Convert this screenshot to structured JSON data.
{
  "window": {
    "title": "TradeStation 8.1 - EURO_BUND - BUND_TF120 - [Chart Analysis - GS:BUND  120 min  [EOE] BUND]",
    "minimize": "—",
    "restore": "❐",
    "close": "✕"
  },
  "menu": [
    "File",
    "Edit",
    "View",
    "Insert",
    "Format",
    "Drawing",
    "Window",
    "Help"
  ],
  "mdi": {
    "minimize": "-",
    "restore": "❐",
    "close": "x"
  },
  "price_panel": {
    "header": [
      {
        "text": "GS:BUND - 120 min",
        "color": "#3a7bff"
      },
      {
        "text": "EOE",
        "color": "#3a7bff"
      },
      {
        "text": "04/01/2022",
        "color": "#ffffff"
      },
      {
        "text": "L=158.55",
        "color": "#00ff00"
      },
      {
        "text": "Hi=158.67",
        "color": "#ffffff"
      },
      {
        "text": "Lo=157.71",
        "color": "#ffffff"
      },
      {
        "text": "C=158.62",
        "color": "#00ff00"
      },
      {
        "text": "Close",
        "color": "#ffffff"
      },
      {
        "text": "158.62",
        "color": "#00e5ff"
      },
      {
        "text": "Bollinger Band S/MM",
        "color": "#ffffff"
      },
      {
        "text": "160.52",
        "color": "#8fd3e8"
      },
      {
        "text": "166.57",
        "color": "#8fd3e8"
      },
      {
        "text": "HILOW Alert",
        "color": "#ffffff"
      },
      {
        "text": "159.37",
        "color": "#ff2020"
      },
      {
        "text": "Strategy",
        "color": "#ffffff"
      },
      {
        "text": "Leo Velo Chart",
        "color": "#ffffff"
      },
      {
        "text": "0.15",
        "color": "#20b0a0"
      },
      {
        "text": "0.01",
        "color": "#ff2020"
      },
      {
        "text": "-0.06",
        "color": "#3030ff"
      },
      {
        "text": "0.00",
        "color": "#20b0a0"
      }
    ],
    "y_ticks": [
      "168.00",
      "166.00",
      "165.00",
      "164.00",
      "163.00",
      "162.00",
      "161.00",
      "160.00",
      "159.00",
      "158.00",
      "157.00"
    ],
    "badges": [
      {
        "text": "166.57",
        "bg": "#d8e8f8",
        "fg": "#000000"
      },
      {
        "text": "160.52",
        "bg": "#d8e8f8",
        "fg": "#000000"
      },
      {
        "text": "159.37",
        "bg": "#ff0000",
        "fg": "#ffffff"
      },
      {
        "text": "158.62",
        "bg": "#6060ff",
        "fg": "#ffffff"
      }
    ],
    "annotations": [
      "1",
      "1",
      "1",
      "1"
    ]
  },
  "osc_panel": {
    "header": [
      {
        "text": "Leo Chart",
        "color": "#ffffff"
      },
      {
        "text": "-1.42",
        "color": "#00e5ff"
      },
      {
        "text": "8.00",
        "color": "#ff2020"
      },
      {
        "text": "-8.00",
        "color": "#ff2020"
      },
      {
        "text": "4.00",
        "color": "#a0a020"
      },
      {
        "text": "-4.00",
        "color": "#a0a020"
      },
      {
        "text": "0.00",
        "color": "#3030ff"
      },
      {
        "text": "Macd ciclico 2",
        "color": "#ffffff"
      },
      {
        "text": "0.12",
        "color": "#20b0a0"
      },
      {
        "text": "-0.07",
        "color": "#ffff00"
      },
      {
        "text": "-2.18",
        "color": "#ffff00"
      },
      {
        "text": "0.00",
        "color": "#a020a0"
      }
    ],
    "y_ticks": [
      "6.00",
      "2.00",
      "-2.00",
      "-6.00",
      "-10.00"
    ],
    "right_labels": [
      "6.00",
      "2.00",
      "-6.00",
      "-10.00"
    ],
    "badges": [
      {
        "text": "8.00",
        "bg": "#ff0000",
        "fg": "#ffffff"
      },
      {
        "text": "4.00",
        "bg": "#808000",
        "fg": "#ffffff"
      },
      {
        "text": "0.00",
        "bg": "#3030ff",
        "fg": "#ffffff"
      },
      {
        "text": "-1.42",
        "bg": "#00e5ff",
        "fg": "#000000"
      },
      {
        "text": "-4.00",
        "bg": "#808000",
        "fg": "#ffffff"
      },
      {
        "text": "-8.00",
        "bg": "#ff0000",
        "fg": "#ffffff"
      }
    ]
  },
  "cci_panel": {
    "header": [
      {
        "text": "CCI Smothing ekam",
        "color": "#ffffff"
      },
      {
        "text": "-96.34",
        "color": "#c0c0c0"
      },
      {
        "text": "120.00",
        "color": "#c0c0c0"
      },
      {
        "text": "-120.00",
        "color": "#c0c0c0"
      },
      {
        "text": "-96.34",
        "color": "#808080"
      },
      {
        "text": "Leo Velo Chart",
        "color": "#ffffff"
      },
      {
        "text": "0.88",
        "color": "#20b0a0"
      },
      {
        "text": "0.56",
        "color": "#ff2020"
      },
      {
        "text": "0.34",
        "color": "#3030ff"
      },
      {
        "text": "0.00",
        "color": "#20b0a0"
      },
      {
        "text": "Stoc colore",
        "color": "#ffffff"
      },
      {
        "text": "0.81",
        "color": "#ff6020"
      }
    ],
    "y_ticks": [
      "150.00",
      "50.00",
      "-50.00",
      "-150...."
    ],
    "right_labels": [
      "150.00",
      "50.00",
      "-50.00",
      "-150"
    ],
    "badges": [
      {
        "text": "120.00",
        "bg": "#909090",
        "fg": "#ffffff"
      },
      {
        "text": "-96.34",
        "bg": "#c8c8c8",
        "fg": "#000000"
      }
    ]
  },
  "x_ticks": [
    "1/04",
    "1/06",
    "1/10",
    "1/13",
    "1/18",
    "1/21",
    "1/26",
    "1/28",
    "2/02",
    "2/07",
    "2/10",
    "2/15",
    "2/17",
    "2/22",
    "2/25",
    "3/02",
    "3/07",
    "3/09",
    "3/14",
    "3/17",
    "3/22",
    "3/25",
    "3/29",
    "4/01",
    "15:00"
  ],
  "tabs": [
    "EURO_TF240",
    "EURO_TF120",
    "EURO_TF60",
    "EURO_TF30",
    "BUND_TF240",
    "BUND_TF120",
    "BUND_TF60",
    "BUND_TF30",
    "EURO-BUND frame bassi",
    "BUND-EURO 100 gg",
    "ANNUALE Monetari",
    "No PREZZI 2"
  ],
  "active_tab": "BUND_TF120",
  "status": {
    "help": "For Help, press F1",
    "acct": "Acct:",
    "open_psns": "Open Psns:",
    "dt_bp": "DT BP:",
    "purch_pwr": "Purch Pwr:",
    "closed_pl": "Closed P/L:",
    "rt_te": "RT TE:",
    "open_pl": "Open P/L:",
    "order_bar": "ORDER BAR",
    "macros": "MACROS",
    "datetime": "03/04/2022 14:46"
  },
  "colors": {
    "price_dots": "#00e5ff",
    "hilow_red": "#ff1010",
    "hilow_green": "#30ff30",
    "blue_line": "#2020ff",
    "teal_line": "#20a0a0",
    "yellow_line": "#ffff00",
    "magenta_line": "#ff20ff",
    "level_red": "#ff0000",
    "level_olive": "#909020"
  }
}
──────────
Problem —
In the entries above, count each line with "Chart"; reply with the total only.

Task answer —
4